* [WHAT THE TASK ASKS]: Without including any pictures, write out all the entries exactly.

======

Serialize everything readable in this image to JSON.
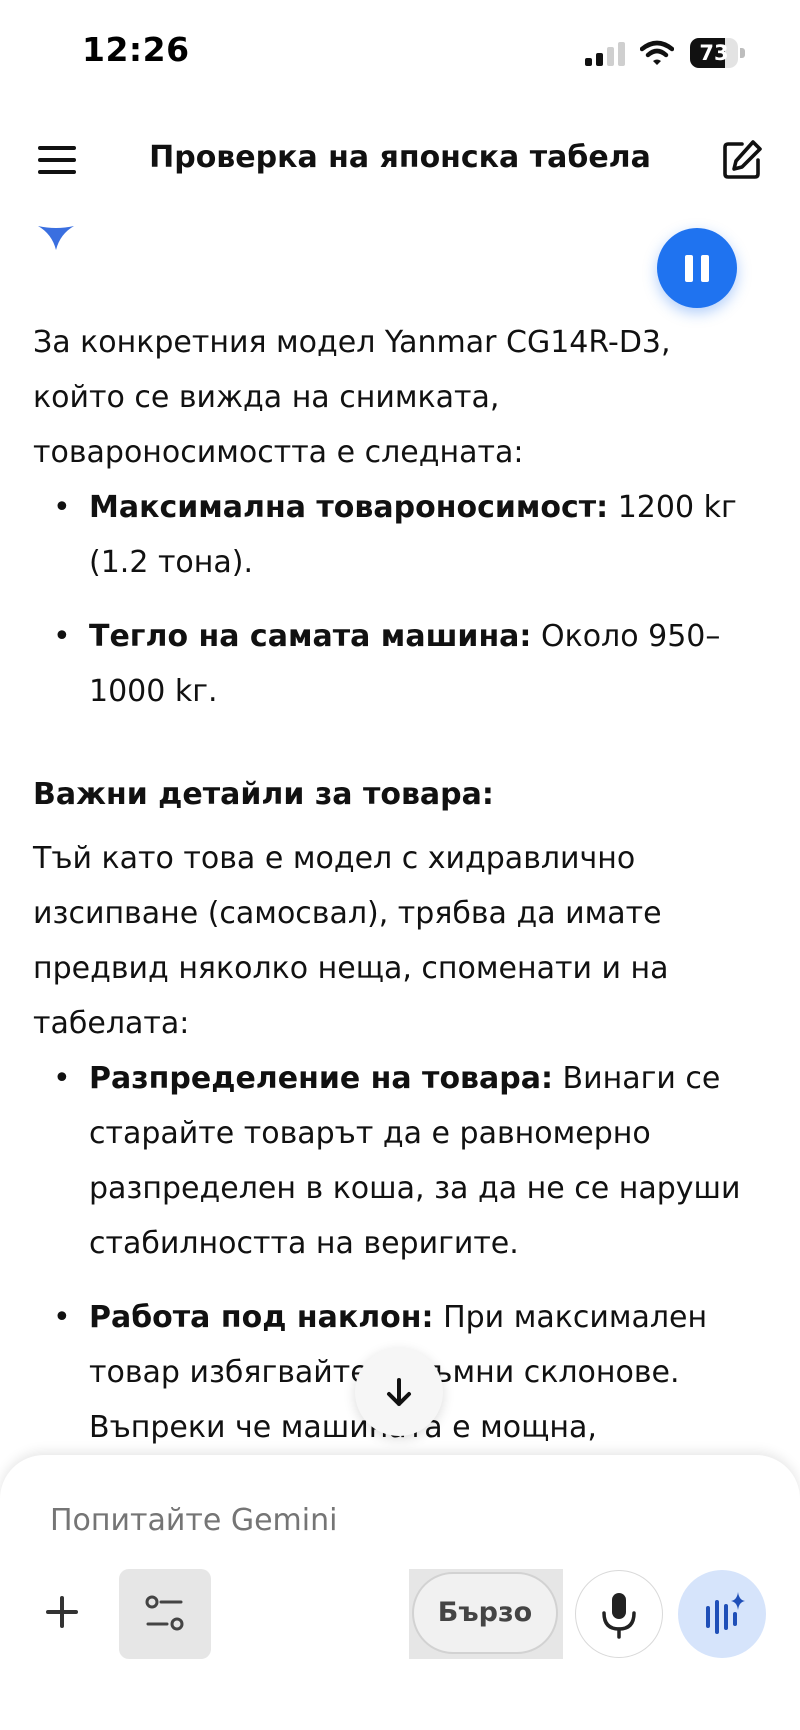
{
  "status_bar": {
    "time": "12:26",
    "battery_level": "73",
    "battery_fraction": 0.73,
    "icons": [
      "signal-icon",
      "wifi-icon",
      "battery-icon"
    ]
  },
  "header": {
    "title": "Проверка на японска табела",
    "icons": [
      "menu-icon",
      "edit-icon"
    ]
  },
  "message": {
    "intro": "За конкретния модел Yanmar CG14R-D3, който се вижда на снимката, товароносимостта е следната:",
    "specs": [
      {
        "label": "Максимална товароносимост:",
        "value": " 1200 kг (1.2 тона)."
      },
      {
        "label": "Тегло на самата машина:",
        "value": " Около 950–1000 kг."
      }
    ],
    "heading": "Важни детайли за товара:",
    "paragraph": "Тъй като това е модел с хидравлично изсипване (самосвал), трябва да имате предвид няколко неща, споменати и на табелата:",
    "details": [
      {
        "label": "Разпределение на товара:",
        "value": " Винаги се старайте товарът да е равномерно разпределен в коша, за да не се наруши стабилността на веригите."
      },
      {
        "label": "Работа под наклон:",
        "value": " При максимален товар избягвайте стръмни склонове. Въпреки че машината е мощна,"
      }
    ]
  },
  "composer": {
    "placeholder": "Попитайте Gemini",
    "mode_label": "Бързо",
    "icons": [
      "plus-icon",
      "tools-icon",
      "microphone-icon",
      "live-waveform-icon",
      "scroll-down-arrow-icon",
      "pause-icon",
      "gemini-spark-icon"
    ]
  },
  "colors": {
    "accent": "#1f73f0",
    "live_button_bg": "#d6e4fb",
    "text": "#111111",
    "placeholder": "#707070"
  }
}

======

* [COMPLETED EXERCISE]:
Serialize everything readable in this image to JSON.
{
  "status_bar": {
    "time": "12:26",
    "battery_level": "73",
    "battery_fraction": 0.73,
    "icons": [
      "signal-icon",
      "wifi-icon",
      "battery-icon"
    ]
  },
  "header": {
    "title": "Проверка на японска табела",
    "icons": [
      "menu-icon",
      "edit-icon"
    ]
  },
  "message": {
    "intro": "За конкретния модел Yanmar CG14R-D3, който се вижда на снимката, товароносимостта е следната:",
    "specs": [
      {
        "label": "Максимална товароносимост:",
        "value": " 1200 kг (1.2 тона)."
      },
      {
        "label": "Тегло на самата машина:",
        "value": " Около 950–1000 kг."
      }
    ],
    "heading": "Важни детайли за товара:",
    "paragraph": "Тъй като това е модел с хидравлично изсипване (самосвал), трябва да имате предвид няколко неща, споменати и на табелата:",
    "details": [
      {
        "label": "Разпределение на товара:",
        "value": " Винаги се старайте товарът да е равномерно разпределен в коша, за да не се наруши стабилността на веригите."
      },
      {
        "label": "Работа под наклон:",
        "value": " При максимален товар избягвайте стръмни склонове. Въпреки че машината е мощна,"
      }
    ]
  },
  "composer": {
    "placeholder": "Попитайте Gemini",
    "mode_label": "Бързо",
    "icons": [
      "plus-icon",
      "tools-icon",
      "microphone-icon",
      "live-waveform-icon",
      "scroll-down-arrow-icon",
      "pause-icon",
      "gemini-spark-icon"
    ]
  },
  "colors": {
    "accent": "#1f73f0",
    "live_button_bg": "#d6e4fb",
    "text": "#111111",
    "placeholder": "#707070"
  }
}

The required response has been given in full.